-- Record set follows --

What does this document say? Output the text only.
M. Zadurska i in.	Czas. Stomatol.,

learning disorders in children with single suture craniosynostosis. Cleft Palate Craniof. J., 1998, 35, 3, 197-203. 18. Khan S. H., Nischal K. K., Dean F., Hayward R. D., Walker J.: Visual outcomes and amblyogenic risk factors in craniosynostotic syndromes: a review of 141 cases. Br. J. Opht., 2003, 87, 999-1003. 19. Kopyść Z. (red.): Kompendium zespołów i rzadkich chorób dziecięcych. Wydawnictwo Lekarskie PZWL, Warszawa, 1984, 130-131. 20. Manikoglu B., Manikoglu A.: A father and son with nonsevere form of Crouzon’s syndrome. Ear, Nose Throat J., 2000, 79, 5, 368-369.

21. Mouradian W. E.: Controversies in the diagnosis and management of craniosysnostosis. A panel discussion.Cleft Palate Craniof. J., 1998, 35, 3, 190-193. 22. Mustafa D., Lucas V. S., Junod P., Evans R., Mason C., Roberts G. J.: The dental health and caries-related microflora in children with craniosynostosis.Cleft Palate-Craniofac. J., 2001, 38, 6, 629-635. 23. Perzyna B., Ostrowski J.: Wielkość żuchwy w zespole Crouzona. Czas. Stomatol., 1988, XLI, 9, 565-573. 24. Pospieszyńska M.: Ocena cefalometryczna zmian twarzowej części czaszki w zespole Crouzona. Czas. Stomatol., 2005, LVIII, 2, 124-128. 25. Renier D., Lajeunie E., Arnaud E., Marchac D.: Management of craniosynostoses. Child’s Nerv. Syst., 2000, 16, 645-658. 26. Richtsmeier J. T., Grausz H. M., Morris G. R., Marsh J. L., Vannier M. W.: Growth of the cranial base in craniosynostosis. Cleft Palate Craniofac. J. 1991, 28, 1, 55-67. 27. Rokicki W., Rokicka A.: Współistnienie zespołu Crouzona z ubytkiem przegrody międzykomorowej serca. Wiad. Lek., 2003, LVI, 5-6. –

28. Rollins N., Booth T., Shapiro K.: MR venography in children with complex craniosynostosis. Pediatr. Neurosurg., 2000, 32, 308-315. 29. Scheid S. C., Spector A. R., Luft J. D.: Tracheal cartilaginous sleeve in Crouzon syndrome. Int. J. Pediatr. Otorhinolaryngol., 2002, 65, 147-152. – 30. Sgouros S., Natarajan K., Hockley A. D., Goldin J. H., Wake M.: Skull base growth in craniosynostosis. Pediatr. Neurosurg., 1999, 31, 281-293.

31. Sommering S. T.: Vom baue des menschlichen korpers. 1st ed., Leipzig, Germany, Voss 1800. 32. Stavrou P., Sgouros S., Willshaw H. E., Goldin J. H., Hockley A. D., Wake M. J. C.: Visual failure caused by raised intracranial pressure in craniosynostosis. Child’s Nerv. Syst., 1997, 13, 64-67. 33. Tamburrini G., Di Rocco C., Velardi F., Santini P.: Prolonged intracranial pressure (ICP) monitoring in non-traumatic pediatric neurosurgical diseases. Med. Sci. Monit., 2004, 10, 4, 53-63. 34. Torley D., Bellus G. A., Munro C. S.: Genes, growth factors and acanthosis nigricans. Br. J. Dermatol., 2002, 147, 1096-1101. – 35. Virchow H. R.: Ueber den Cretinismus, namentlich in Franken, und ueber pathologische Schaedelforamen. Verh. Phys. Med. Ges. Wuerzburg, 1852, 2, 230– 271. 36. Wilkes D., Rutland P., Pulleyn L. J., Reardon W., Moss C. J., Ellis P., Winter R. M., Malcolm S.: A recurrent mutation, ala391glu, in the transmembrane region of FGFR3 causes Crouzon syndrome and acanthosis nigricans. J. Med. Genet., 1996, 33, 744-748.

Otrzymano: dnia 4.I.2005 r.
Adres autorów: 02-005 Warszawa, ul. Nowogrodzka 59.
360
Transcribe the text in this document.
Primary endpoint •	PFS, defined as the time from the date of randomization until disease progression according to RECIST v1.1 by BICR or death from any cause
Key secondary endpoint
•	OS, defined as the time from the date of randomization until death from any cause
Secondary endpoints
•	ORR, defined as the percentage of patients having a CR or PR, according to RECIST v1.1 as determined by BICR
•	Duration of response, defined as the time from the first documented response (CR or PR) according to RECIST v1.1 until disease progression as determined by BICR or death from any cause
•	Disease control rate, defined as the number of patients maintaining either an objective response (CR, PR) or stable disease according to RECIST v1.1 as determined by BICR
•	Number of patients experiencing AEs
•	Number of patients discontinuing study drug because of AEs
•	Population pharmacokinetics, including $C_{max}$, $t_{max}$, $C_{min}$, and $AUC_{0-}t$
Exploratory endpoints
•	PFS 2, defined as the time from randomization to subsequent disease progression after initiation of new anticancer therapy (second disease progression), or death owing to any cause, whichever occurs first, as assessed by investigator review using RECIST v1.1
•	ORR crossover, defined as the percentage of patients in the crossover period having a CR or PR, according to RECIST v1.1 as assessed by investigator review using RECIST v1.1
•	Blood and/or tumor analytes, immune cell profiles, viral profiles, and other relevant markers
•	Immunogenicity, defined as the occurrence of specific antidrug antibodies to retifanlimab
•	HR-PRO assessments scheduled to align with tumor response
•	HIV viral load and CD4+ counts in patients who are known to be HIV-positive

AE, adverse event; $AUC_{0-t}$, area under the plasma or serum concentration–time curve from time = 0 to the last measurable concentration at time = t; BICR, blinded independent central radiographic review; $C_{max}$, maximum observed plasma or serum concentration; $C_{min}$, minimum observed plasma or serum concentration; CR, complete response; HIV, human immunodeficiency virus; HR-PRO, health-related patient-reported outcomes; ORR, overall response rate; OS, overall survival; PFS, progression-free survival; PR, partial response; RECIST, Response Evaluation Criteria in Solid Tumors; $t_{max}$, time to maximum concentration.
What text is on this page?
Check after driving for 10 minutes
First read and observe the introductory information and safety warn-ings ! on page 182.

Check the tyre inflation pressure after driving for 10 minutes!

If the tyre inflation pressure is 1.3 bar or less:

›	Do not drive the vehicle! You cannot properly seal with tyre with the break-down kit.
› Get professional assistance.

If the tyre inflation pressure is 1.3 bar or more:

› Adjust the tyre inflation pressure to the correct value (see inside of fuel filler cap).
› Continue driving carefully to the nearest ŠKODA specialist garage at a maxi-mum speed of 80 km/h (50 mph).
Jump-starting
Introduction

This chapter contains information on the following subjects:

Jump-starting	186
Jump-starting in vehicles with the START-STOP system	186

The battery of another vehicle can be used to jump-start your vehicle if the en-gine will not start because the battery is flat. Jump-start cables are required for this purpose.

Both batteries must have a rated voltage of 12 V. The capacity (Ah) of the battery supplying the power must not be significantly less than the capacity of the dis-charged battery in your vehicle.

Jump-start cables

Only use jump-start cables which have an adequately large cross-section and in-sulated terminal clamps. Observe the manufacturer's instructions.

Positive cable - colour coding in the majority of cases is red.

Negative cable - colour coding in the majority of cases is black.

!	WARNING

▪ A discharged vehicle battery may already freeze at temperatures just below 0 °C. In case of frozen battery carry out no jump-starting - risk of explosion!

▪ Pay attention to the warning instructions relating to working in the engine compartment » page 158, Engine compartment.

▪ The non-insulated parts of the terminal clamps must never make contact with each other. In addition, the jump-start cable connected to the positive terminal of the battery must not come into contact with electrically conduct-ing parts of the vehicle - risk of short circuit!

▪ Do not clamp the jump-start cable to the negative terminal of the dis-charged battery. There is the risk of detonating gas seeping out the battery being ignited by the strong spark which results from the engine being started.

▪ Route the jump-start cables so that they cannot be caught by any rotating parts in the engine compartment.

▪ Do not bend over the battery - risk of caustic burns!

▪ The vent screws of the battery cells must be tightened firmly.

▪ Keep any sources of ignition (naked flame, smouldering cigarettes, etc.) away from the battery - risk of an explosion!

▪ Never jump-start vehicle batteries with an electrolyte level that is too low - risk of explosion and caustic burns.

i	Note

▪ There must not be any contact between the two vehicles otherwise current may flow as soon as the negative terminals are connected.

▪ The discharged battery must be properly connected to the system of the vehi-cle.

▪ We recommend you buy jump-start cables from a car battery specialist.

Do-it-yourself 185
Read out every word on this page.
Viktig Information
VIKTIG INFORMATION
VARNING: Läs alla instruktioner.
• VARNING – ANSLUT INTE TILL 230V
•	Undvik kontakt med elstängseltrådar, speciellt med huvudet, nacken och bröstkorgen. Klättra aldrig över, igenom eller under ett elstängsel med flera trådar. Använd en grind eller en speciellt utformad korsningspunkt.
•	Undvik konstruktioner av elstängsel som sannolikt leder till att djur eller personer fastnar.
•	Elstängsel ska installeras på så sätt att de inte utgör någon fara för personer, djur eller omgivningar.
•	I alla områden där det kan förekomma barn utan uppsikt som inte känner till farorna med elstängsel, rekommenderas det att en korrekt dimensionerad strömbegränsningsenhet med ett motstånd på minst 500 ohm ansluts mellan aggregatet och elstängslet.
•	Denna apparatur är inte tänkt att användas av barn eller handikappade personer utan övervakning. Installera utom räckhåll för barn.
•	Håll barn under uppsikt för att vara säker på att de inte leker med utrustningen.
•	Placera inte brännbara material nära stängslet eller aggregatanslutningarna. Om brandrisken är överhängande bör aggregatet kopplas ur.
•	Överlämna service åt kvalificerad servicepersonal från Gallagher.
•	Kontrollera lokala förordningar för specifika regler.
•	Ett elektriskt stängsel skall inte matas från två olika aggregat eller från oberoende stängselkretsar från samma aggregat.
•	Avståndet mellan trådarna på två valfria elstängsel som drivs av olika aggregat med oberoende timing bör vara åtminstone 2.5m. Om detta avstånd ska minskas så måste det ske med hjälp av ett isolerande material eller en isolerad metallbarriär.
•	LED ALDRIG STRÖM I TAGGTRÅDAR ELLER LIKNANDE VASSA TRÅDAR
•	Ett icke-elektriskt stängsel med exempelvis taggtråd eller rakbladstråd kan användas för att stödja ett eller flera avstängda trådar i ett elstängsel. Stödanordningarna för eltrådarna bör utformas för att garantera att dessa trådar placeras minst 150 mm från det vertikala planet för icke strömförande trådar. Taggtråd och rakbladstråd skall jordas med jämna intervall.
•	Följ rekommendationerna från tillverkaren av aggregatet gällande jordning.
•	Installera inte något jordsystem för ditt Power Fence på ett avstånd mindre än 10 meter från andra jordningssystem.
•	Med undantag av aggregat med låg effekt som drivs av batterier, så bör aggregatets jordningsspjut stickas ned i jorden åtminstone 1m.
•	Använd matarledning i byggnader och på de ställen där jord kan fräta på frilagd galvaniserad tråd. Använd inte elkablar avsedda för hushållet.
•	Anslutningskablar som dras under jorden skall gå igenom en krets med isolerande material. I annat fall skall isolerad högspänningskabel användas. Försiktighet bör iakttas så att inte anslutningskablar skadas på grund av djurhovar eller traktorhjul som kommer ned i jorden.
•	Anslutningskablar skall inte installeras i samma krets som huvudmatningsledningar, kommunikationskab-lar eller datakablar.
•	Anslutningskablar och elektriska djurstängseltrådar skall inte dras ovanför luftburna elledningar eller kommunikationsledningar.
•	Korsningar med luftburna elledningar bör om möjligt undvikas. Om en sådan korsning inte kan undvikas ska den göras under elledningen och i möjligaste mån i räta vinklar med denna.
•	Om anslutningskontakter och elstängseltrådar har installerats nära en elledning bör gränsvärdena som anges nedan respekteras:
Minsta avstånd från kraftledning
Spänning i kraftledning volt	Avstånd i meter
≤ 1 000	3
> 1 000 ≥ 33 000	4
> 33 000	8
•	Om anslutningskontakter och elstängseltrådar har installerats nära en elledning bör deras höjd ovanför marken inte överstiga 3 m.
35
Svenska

-- Record set concluded --

• **Your instructions**:
When a line in the material above includes the word "percentage", copy that line.

• **Your response**:
•	ORR, defined as the percentage of patients having a CR or PR, according to RECIST v1.1 as determined by BICR
•	ORR crossover, defined as the percentage of patients in the crossover period having a CR or PR, according to RECIST v1.1 as assessed by investigator review using RECIST v1.1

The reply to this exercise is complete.